Attualità L’Europa e il nuovo presidente francese

Macron riuscirà a realizzare il sogno della generazione Erasmus?

Se c’è qualcuno che possa restituire fiducia nella visione di un’Europa federalista, quello è il nuovo presidente francese. Ma non sarà cosa facile, sostiene Ferdinando Giugliano.

Pubblicato il 23 Maggio 2017 alle 08:49

Un anno e mezzo fa, insieme a un’altra dozzina di giornalisti, partecipai a un pranzo nella residenza dell’ambasciatore francese a Londra. L’ospite d’onore era Emmanuel Macron, all’epoca ministro dell’economia francese, che aveva attraversato la Manica per promuovere il suo paese come meta di investimenti per banche e imprese di alta tecnologia.
Quel che mi colpì di più dell’uomo che il 7 maggio è diventato il più giovane presidente della repubblica francese di sempre non furono tanto la sua sconfinata ambizione o la sua accademica attenzione per i dettagli. Fu piuttosto il suo sfacciato europeismo, che un anno dopo è diventato uno dei tratti distintivi del suo programma presidenziale.
In un periodo di crescente risentimento verso Bruxelles, Macron dà l’impressione di aver viaggiato nel tempo e provenire dall’era pre-crisi. A 39 anni, è il più eminente simbolo della “generazione Erasmus”, così chiamata dall’importante programma dell’Unione europea per favorire gli scambi universitari, che permette agli studenti di trascorrere un periodo di studio in un altro paese Ue. Questi competenti giovani professionisti, che ora hanno tra i 30 e i 40 anni, hanno visto le loro carriere e i rapporti sociali svilupparsi grazie alle frontiere aperte. Molti di loro si sono aggrappati ai sogni federalisti, sperando che un giorno l’Ue assomigli di più agli Stati Uniti d’Europa.
Ora che riveste il ruolo più importante del suo paese, Macron ha l’opportunità di realizzare il sogno di questa generazione. Si trova però di fronte a due ostacoli principali: il primo è convincere la Germania a accettare le conseguenze di una maggiore integrazione della zona euro. Il secondo è arrestare l’ondata di euroscetticismo, che si sta facendo strada proprio tra quegli stessi giovani che guardavano l’Ue con entusiasmo. Queste sono sfide complicate.

────

* _CONSEGNA A_
Secondo l'articolo, quale incarico ricopriva Emmanuel Macron all'epoca del pranzo nella residenza dell'ambasciatore francese a Londra?
* _CONSEGNA B_
Riporti fedelmente dall'articolo il passo che si apre con le parole contenenti "Un anno e mezzo" e si chiude con "di alta tecnologia.".

[Righe di impaginazione]
────

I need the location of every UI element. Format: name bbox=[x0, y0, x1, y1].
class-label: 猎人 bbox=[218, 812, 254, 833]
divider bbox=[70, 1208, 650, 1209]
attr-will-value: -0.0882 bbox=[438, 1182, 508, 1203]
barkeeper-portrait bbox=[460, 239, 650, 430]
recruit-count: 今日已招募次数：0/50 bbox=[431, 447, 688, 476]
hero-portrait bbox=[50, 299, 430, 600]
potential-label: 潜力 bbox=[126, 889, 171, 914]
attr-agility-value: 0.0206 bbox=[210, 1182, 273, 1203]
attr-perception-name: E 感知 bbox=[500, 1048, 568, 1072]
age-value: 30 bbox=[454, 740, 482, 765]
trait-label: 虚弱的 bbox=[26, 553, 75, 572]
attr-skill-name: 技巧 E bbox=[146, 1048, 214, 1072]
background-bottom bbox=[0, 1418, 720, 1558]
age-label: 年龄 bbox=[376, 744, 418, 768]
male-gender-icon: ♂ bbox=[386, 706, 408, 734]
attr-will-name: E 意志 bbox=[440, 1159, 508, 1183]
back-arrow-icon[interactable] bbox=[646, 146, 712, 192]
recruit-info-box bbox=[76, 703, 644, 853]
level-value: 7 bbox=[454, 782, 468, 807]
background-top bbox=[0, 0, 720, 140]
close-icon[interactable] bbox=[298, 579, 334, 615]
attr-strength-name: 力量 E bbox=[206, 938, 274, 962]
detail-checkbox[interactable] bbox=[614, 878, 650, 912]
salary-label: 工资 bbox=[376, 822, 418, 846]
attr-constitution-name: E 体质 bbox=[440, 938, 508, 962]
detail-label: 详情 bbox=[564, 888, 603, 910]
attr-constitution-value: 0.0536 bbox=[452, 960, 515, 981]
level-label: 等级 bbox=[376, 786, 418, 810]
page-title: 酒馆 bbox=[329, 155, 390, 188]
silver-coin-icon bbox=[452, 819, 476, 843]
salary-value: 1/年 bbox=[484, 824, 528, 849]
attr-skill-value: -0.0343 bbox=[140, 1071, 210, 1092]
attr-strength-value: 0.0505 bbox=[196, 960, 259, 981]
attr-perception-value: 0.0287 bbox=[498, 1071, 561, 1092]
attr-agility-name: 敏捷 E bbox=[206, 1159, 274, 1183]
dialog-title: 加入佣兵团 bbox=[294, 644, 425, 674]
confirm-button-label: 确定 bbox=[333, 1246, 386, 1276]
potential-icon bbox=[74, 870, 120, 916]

────

* _RISPOSTA FORNITA A_
Era ministro dell'economia francese.

* _RISPOSTA FORNITA B_
Un anno e mezzo fa, insieme a un’altra dozzina di giornalisti, partecipai a un pranzo nella residenza dell’ambasciatore francese a Londra. L’ospite d’onore era Emmanuel Macron, all’epoca ministro dell’economia francese, che aveva attraversato la Manica per promuovere il suo paese come meta di investimenti per banche e imprese di alta tecnologia.